* DIRECTION
Copy the data that follows, character for character, minus the pictures.

= = =

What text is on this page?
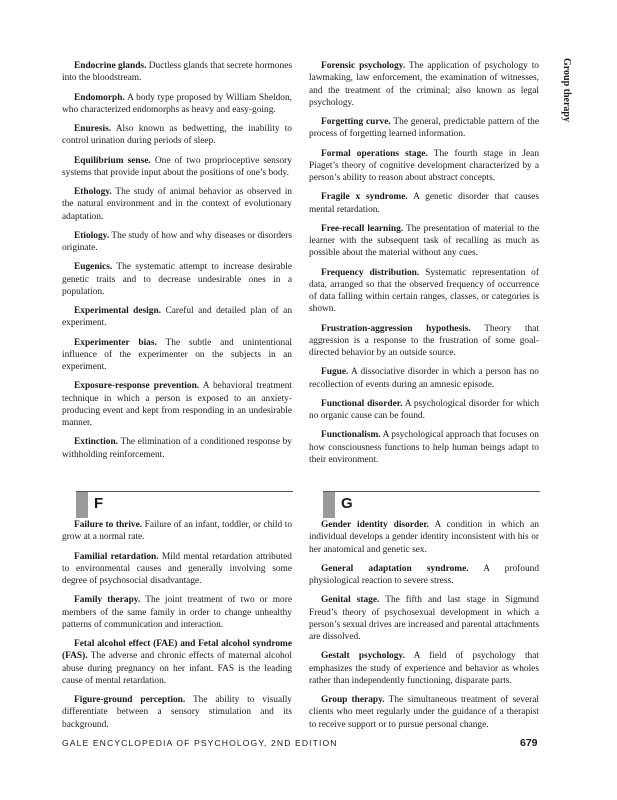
Group therapy

Endocrine glands. Ductless glands that secrete hormones into the bloodstream.

Endomorph. A body type proposed by William Sheldon, who characterized endomorphs as heavy and easy-going.

Enuresis. Also known as bedwetting, the inability to control urination during periods of sleep.

Equilibrium sense. One of two proprioceptive sensory systems that provide input about the positions of one’s body.

Ethology. The study of animal behavior as observed in the natural environment and in the context of evolutionary adaptation.

Etiology. The study of how and why diseases or disorders originate.

Eugenics. The systematic attempt to increase desirable genetic traits and to decrease undesirable ones in a population.

Experimental design. Careful and detailed plan of an experiment.

Experimenter bias. The subtle and unintentional influence of the experimenter on the subjects in an experiment.

Exposure-response prevention. A behavioral treatment technique in which a person is exposed to an anxiety-producing event and kept from responding in an undesirable manner.

Extinction. The elimination of a conditioned response by withholding reinforcement.

Forensic psychology. The application of psychology to lawmaking, law enforcement, the examination of witnesses, and the treatment of the criminal; also known as legal psychology.

Forgetting curve. The general, predictable pattern of the process of forgetting learned information.

Formal operations stage. The fourth stage in Jean Piaget’s theory of cognitive development characterized by a person’s ability to reason about abstract concepts.

Fragile x syndrome. A genetic disorder that causes mental retardation.

Free-recall learning. The presentation of material to the learner with the subsequent task of recalling as much as possible about the material without any cues.

Frequency distribution. Systematic representation of data, arranged so that the observed frequency of occurrence of data falling within certain ranges, classes, or categories is shown.

Frustration-aggression hypothesis. Theory that aggression is a response to the frustration of some goal-directed behavior by an outside source.

Fugue. A dissociative disorder in which a person has no recollection of events during an amnesic episode.

Functional disorder. A psychological disorder for which no organic cause can be found.

Functionalism. A psychological approach that focuses on how consciousness functions to help human beings adapt to their environment.

F	G

Failure to thrive. Failure of an infant, toddler, or child to grow at a normal rate.

Familial retardation. Mild mental retardation attributed to environmental causes and generally involving some degree of psychosocial disadvantage.

Family therapy. The joint treatment of two or more members of the same family in order to change unhealthy patterns of communication and interaction.

Fetal alcohol effect (FAE) and Fetal alcohol syndrome (FAS). The adverse and chronic effects of maternal alcohol abuse during pregnancy on her infant. FAS is the leading cause of mental retardation.

Figure-ground perception. The ability to visually differentiate between a sensory stimulation and its background.

Gender identity disorder. A condition in which an individual develops a gender identity inconsistent with his or her anatomical and genetic sex.

General adaptation syndrome. A profound physiological reaction to severe stress.

Genital stage. The fifth and last stage in Sigmund Freud’s theory of psychosexual development in which a person’s sexual drives are increased and parental attachments are dissolved.

Gestalt psychology. A field of psychology that emphasizes the study of experience and behavior as wholes rather than independently functioning, disparate parts.

Group therapy. The simultaneous treatment of several clients who meet regularly under the guidance of a therapist to receive support or to pursue personal change.

GALE ENCYCLOPEDIA OF PSYCHOLOGY, 2ND EDITION	679
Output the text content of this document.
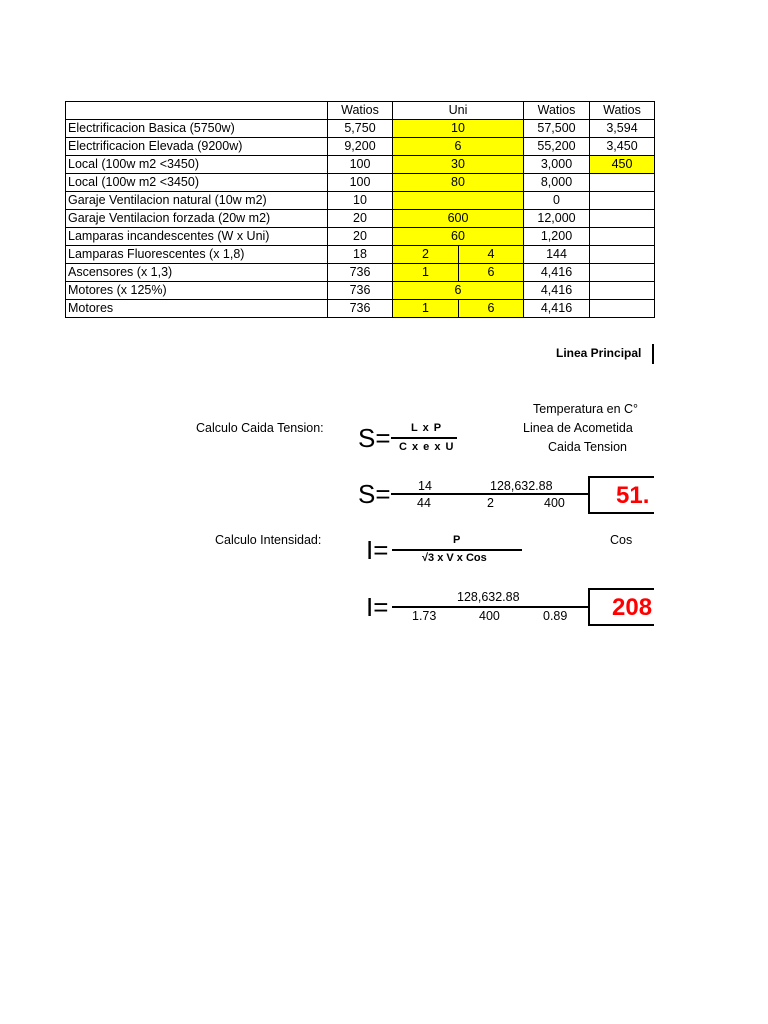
	Watios	Uni		Watios	Watios
Electrificacion Basica (5750w)	5,750	10		57,500	3,594
Electrificacion Elevada (9200w)	9,200	6		55,200	3,450
Local (100w m2 <3450)	100	30		3,000	450
Local (100w m2 <3450)	100	80		8,000	
Garaje Ventilacion natural (10w m2)	10			0	
Garaje Ventilacion forzada (20w m2)	20	600		12,000	
Lamparas incandescentes (W x Uni)	20	60		1,200	
Lamparas Fluorescentes (x 1,8)	18	2	4	144	
Ascensores (x 1,3)	736	1	6	4,416	
Motores (x 125%)	736	6		4,416	
Motores	736	1	6	4,416	
Linea Principal
Temperatura en C°
Linea de Acometida
Caida Tension
Cos
Calculo Caida Tension: S= L x P
C x e x U
S= 14	128,632.88
44	2	400	51.
Calculo Intensidad: I=	P
√3 x V x Cos
I=	128,632.88
1.73	400	0.89	208
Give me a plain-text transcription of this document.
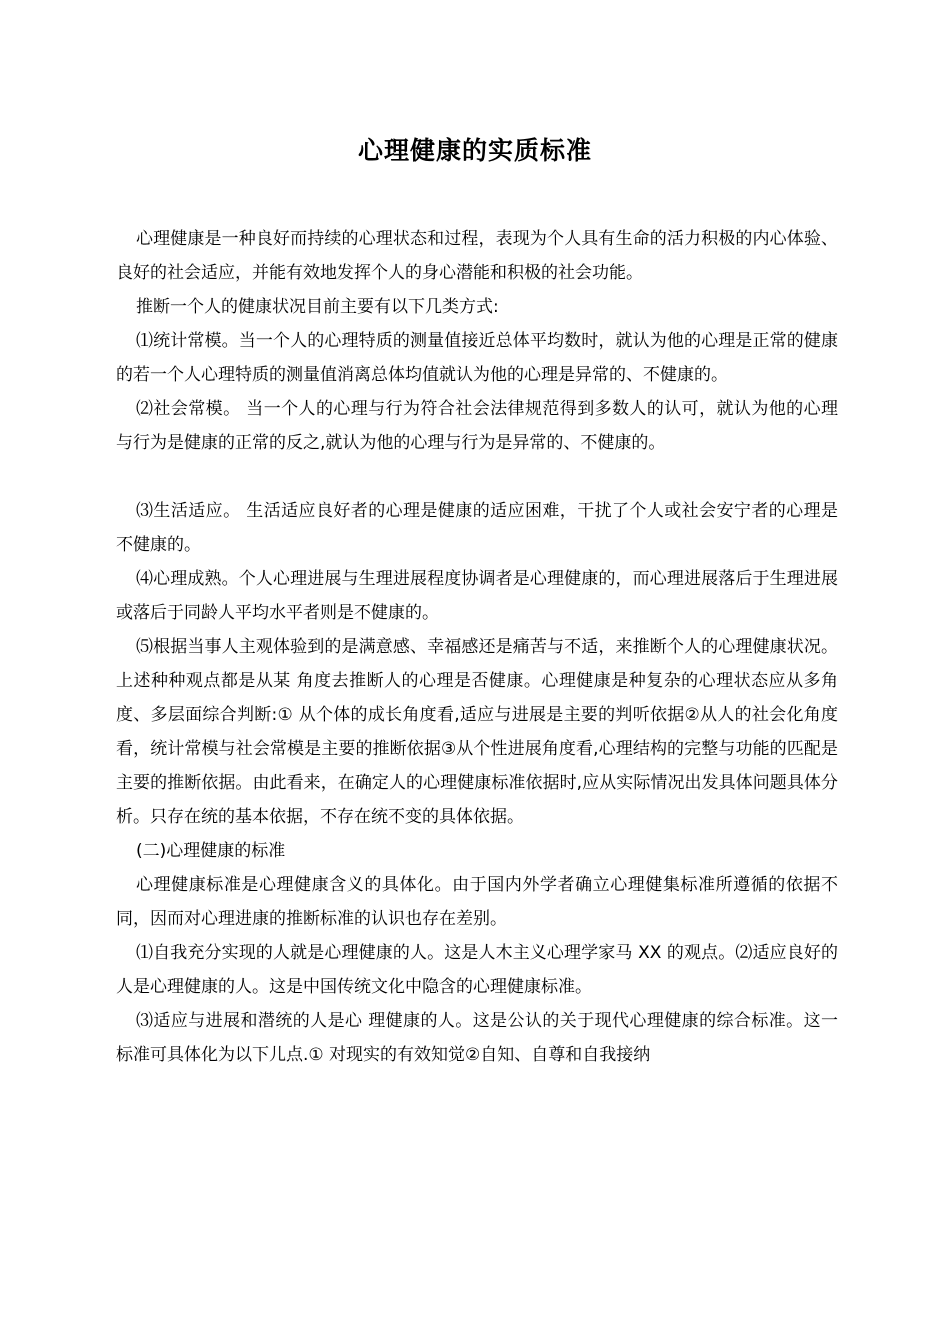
心理健康的实质标准

心理健康是一种良好而持续的心理状态和过程，表现为个人具有生命的活力积极的内心体验、良好的社会适应，并能有效地发挥个人的身心潜能和积极的社会功能。

推断一个人的健康状况目前主要有以下几类方式:

⑴统计常模。当一个人的心理特质的测量值接近总体平均数时，就认为他的心理是正常的健康的若一个人心理特质的测量值消离总体均值就认为他的心理是异常的、不健康的。

⑵社会常模。 当一个人的心理与行为符合社会法律规范得到多数人的认可，就认为他的心理与行为是健康的正常的反之,就认为他的心理与行为是异常的、不健康的。

⑶生活适应。 生活适应良好者的心理是健康的适应困难，干扰了个人或社会安宁者的心理是不健康的。

⑷心理成熟。个人心理进展与生理进展程度协调者是心理健康的，而心理进展落后于生理进展或落后于同龄人平均水平者则是不健康的。

⑸根据当事人主观体验到的是满意感、幸福感还是痛苦与不适，来推断个人的心理健康状况。上述种种观点都是从某 角度去推断人的心理是否健康。心理健康是种复杂的心理状态应从多角度、多层面综合判断:① 从个体的成长角度看,适应与进展是主要的判听依据②从人的社会化角度看，统计常模与社会常模是主要的推断依据③从个性进展角度看,心理结构的完整与功能的匹配是主要的推断依据。由此看来，在确定人的心理健康标准依据时,应从实际情况出发具体问题具体分析。只存在统的基本依据，不存在统不变的具体依据。

(二)心理健康的标准

心理健康标准是心理健康含义的具体化。由于国内外学者确立心理健集标准所遵循的依据不同，因而对心理进康的推断标准的认识也存在差别。

⑴自我充分实现的人就是心理健康的人。这是人木主义心理学家马 XX 的观点。⑵适应良好的人是心理健康的人。这是中国传统文化中隐含的心理健康标准。

⑶适应与进展和潜统的人是心 理健康的人。这是公认的关于现代心理健康的综合标准。这一标准可具体化为以下儿点.① 对现实的有效知觉②自知、自尊和自我接纳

= = =

* FULL OUTPUT
What text is on this page?
Group therapy

Endocrine glands. Ductless glands that secrete hormones into the bloodstream.

Endomorph. A body type proposed by William Sheldon, who characterized endomorphs as heavy and easy-going.

Enuresis. Also known as bedwetting, the inability to control urination during periods of sleep.

Equilibrium sense. One of two proprioceptive sensory systems that provide input about the positions of one’s body.

Ethology. The study of animal behavior as observed in the natural environment and in the context of evolutionary adaptation.

Etiology. The study of how and why diseases or disorders originate.

Eugenics. The systematic attempt to increase desirable genetic traits and to decrease undesirable ones in a population.

Experimental design. Careful and detailed plan of an experiment.

Experimenter bias. The subtle and unintentional influence of the experimenter on the subjects in an experiment.

Exposure-response prevention. A behavioral treatment technique in which a person is exposed to an anxiety-producing event and kept from responding in an undesirable manner.

Extinction. The elimination of a conditioned response by withholding reinforcement.

Forensic psychology. The application of psychology to lawmaking, law enforcement, the examination of witnesses, and the treatment of the criminal; also known as legal psychology.

Forgetting curve. The general, predictable pattern of the process of forgetting learned information.

Formal operations stage. The fourth stage in Jean Piaget’s theory of cognitive development characterized by a person’s ability to reason about abstract concepts.

Fragile x syndrome. A genetic disorder that causes mental retardation.

Free-recall learning. The presentation of material to the learner with the subsequent task of recalling as much as possible about the material without any cues.

Frequency distribution. Systematic representation of data, arranged so that the observed frequency of occurrence of data falling within certain ranges, classes, or categories is shown.

Frustration-aggression hypothesis. Theory that aggression is a response to the frustration of some goal-directed behavior by an outside source.

Fugue. A dissociative disorder in which a person has no recollection of events during an amnesic episode.

Functional disorder. A psychological disorder for which no organic cause can be found.

Functionalism. A psychological approach that focuses on how consciousness functions to help human beings adapt to their environment.

F	G

Failure to thrive. Failure of an infant, toddler, or child to grow at a normal rate.

Familial retardation. Mild mental retardation attributed to environmental causes and generally involving some degree of psychosocial disadvantage.

Family therapy. The joint treatment of two or more members of the same family in order to change unhealthy patterns of communication and interaction.

Fetal alcohol effect (FAE) and Fetal alcohol syndrome (FAS). The adverse and chronic effects of maternal alcohol abuse during pregnancy on her infant. FAS is the leading cause of mental retardation.

Figure-ground perception. The ability to visually differentiate between a sensory stimulation and its background.

Gender identity disorder. A condition in which an individual develops a gender identity inconsistent with his or her anatomical and genetic sex.

General adaptation syndrome. A profound physiological reaction to severe stress.

Genital stage. The fifth and last stage in Sigmund Freud’s theory of psychosexual development in which a person’s sexual drives are increased and parental attachments are dissolved.

Gestalt psychology. A field of psychology that emphasizes the study of experience and behavior as wholes rather than independently functioning, disparate parts.

Group therapy. The simultaneous treatment of several clients who meet regularly under the guidance of a therapist to receive support or to pursue personal change.

GALE ENCYCLOPEDIA OF PSYCHOLOGY, 2ND EDITION	679
Output the text content of this document.
	Watios	Uni		Watios	Watios
Electrificacion Basica (5750w)	5,750	10		57,500	3,594
Electrificacion Elevada (9200w)	9,200	6		55,200	3,450
Local (100w m2 <3450)	100	30		3,000	450
Local (100w m2 <3450)	100	80		8,000	
Garaje Ventilacion natural (10w m2)	10			0	
Garaje Ventilacion forzada (20w m2)	20	600		12,000	
Lamparas incandescentes (W x Uni)	20	60		1,200	
Lamparas Fluorescentes (x 1,8)	18	2	4	144	
Ascensores (x 1,3)	736	1	6	4,416	
Motores (x 125%)	736	6		4,416	
Motores	736	1	6	4,416	
Linea Principal
Temperatura en C°
Linea de Acometida
Caida Tension
Cos
Calculo Caida Tension: S= L x P
C x e x U
S= 14	128,632.88
44	2	400	51.
Calculo Intensidad: I=	P
√3 x V x Cos
I=	128,632.88
1.73	400	0.89	208
Give me a plain-text transcription of this document.
心理健康的实质标准

心理健康是一种良好而持续的心理状态和过程，表现为个人具有生命的活力积极的内心体验、良好的社会适应，并能有效地发挥个人的身心潜能和积极的社会功能。

推断一个人的健康状况目前主要有以下几类方式:

⑴统计常模。当一个人的心理特质的测量值接近总体平均数时，就认为他的心理是正常的健康的若一个人心理特质的测量值消离总体均值就认为他的心理是异常的、不健康的。

⑵社会常模。 当一个人的心理与行为符合社会法律规范得到多数人的认可，就认为他的心理与行为是健康的正常的反之,就认为他的心理与行为是异常的、不健康的。

⑶生活适应。 生活适应良好者的心理是健康的适应困难，干扰了个人或社会安宁者的心理是不健康的。

⑷心理成熟。个人心理进展与生理进展程度协调者是心理健康的，而心理进展落后于生理进展或落后于同龄人平均水平者则是不健康的。

⑸根据当事人主观体验到的是满意感、幸福感还是痛苦与不适，来推断个人的心理健康状况。上述种种观点都是从某 角度去推断人的心理是否健康。心理健康是种复杂的心理状态应从多角度、多层面综合判断:① 从个体的成长角度看,适应与进展是主要的判听依据②从人的社会化角度看，统计常模与社会常模是主要的推断依据③从个性进展角度看,心理结构的完整与功能的匹配是主要的推断依据。由此看来，在确定人的心理健康标准依据时,应从实际情况出发具体问题具体分析。只存在统的基本依据，不存在统不变的具体依据。

(二)心理健康的标准

心理健康标准是心理健康含义的具体化。由于国内外学者确立心理健集标准所遵循的依据不同，因而对心理进康的推断标准的认识也存在差别。

⑴自我充分实现的人就是心理健康的人。这是人木主义心理学家马 XX 的观点。⑵适应良好的人是心理健康的人。这是中国传统文化中隐含的心理健康标准。

⑶适应与进展和潜统的人是心 理健康的人。这是公认的关于现代心理健康的综合标准。这一标准可具体化为以下儿点.① 对现实的有效知觉②自知、自尊和自我接纳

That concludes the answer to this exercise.